(Figure data in JSON)

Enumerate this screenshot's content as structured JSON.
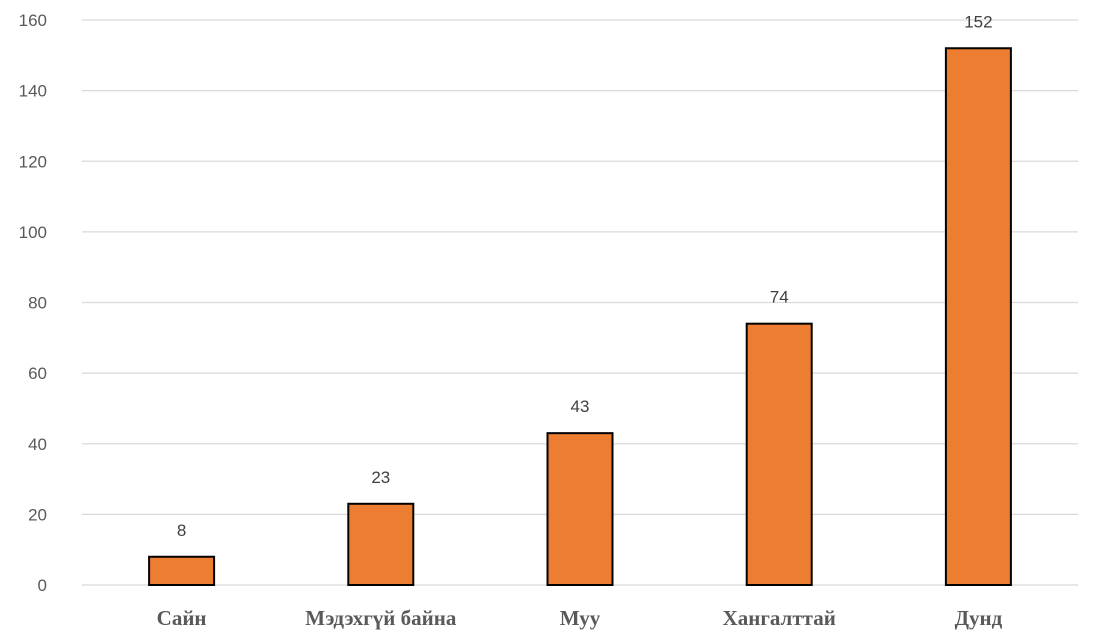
{
  "chart_data": {
    "type": "bar",
    "title": "",
    "xlabel": "",
    "ylabel": "",
    "categories": [
      "Сайн",
      "Мэдэхгүй байна",
      "Муу",
      "Хангалттай",
      "Дунд"
    ],
    "values": [
      8,
      23,
      43,
      74,
      152
    ],
    "data_labels": [
      "8",
      "23",
      "43",
      "74",
      "152"
    ],
    "ylim": [
      0,
      160
    ],
    "yticks": [
      0,
      20,
      40,
      60,
      80,
      100,
      120,
      140,
      160
    ],
    "ytick_labels": [
      "0",
      "20",
      "40",
      "60",
      "80",
      "100",
      "120",
      "140",
      "160"
    ],
    "grid": true,
    "legend": "none",
    "colors": {
      "bar": "#ED7D31",
      "bar_edge": "#000000",
      "grid": "#D9D9D9",
      "tick_text": "#595959",
      "label_text": "#404040"
    }
  }
}
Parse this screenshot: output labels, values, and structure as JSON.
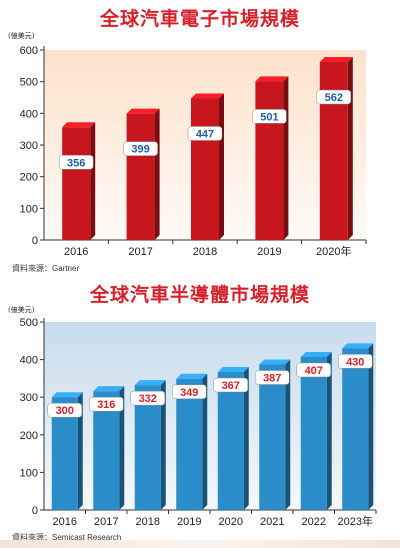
{
  "chart_data": [
    {
      "type": "bar",
      "title": "全球汽車電子市場規模",
      "unit": "(億美元)",
      "categories": [
        "2016",
        "2017",
        "2018",
        "2019",
        "2020年"
      ],
      "values": [
        356,
        399,
        447,
        501,
        562
      ],
      "ylim": [
        0,
        600
      ],
      "yticks": [
        0,
        100,
        200,
        300,
        400,
        500,
        600
      ],
      "grid": false,
      "source": "資料來源：Gartner",
      "bar_color": "#c8161e",
      "label_color": "#1f5fa8"
    },
    {
      "type": "bar",
      "title": "全球汽車半導體市場規模",
      "unit": "(億美元)",
      "categories": [
        "2016",
        "2017",
        "2018",
        "2019",
        "2020",
        "2021",
        "2022",
        "2023年"
      ],
      "values": [
        300,
        316,
        332,
        349,
        367,
        387,
        407,
        430
      ],
      "ylim": [
        0,
        500
      ],
      "yticks": [
        0,
        100,
        200,
        300,
        400,
        500
      ],
      "grid": false,
      "source": "資料來源：Semicast Research",
      "bar_color": "#2a8cc8",
      "label_color": "#d8202a"
    }
  ]
}
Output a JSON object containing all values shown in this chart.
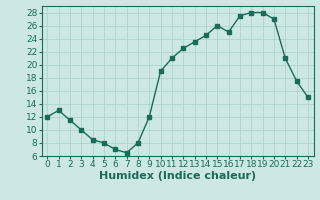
{
  "x": [
    0,
    1,
    2,
    3,
    4,
    5,
    6,
    7,
    8,
    9,
    10,
    11,
    12,
    13,
    14,
    15,
    16,
    17,
    18,
    19,
    20,
    21,
    22,
    23
  ],
  "y": [
    12,
    13,
    11.5,
    10,
    8.5,
    8,
    7,
    6.5,
    8,
    12,
    19,
    21,
    22.5,
    23.5,
    24.5,
    26,
    25,
    27.5,
    28,
    28,
    27,
    21,
    17.5,
    15
  ],
  "line_color": "#1a6b5a",
  "marker": "s",
  "marker_size": 2.5,
  "bg_color": "#cde8e4",
  "grid_color": "#aacfc9",
  "xlabel": "Humidex (Indice chaleur)",
  "xlim": [
    -0.5,
    23.5
  ],
  "ylim": [
    6,
    29
  ],
  "yticks": [
    6,
    8,
    10,
    12,
    14,
    16,
    18,
    20,
    22,
    24,
    26,
    28
  ],
  "xticks": [
    0,
    1,
    2,
    3,
    4,
    5,
    6,
    7,
    8,
    9,
    10,
    11,
    12,
    13,
    14,
    15,
    16,
    17,
    18,
    19,
    20,
    21,
    22,
    23
  ],
  "tick_label_size": 6.5,
  "xlabel_size": 8,
  "line_width": 1.0
}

> _Exercise requirements_:
Exactly the lines from the line with "Output a JSON" through the last line of the listing, both included, should be extracted, and the pictures left behind.

> _Response to the task_:
Output a JSON object containing all values shown in this chart.
{
  "x": [
    0,
    1,
    2,
    3,
    4,
    5,
    6,
    7,
    8,
    9,
    10,
    11,
    12,
    13,
    14,
    15,
    16,
    17,
    18,
    19,
    20,
    21,
    22,
    23
  ],
  "y": [
    12,
    13,
    11.5,
    10,
    8.5,
    8,
    7,
    6.5,
    8,
    12,
    19,
    21,
    22.5,
    23.5,
    24.5,
    26,
    25,
    27.5,
    28,
    28,
    27,
    21,
    17.5,
    15
  ],
  "line_color": "#1a6b5a",
  "marker": "s",
  "marker_size": 2.5,
  "bg_color": "#cde8e4",
  "grid_color": "#aacfc9",
  "xlabel": "Humidex (Indice chaleur)",
  "xlim": [
    -0.5,
    23.5
  ],
  "ylim": [
    6,
    29
  ],
  "yticks": [
    6,
    8,
    10,
    12,
    14,
    16,
    18,
    20,
    22,
    24,
    26,
    28
  ],
  "xticks": [
    0,
    1,
    2,
    3,
    4,
    5,
    6,
    7,
    8,
    9,
    10,
    11,
    12,
    13,
    14,
    15,
    16,
    17,
    18,
    19,
    20,
    21,
    22,
    23
  ],
  "tick_label_size": 6.5,
  "xlabel_size": 8,
  "line_width": 1.0
}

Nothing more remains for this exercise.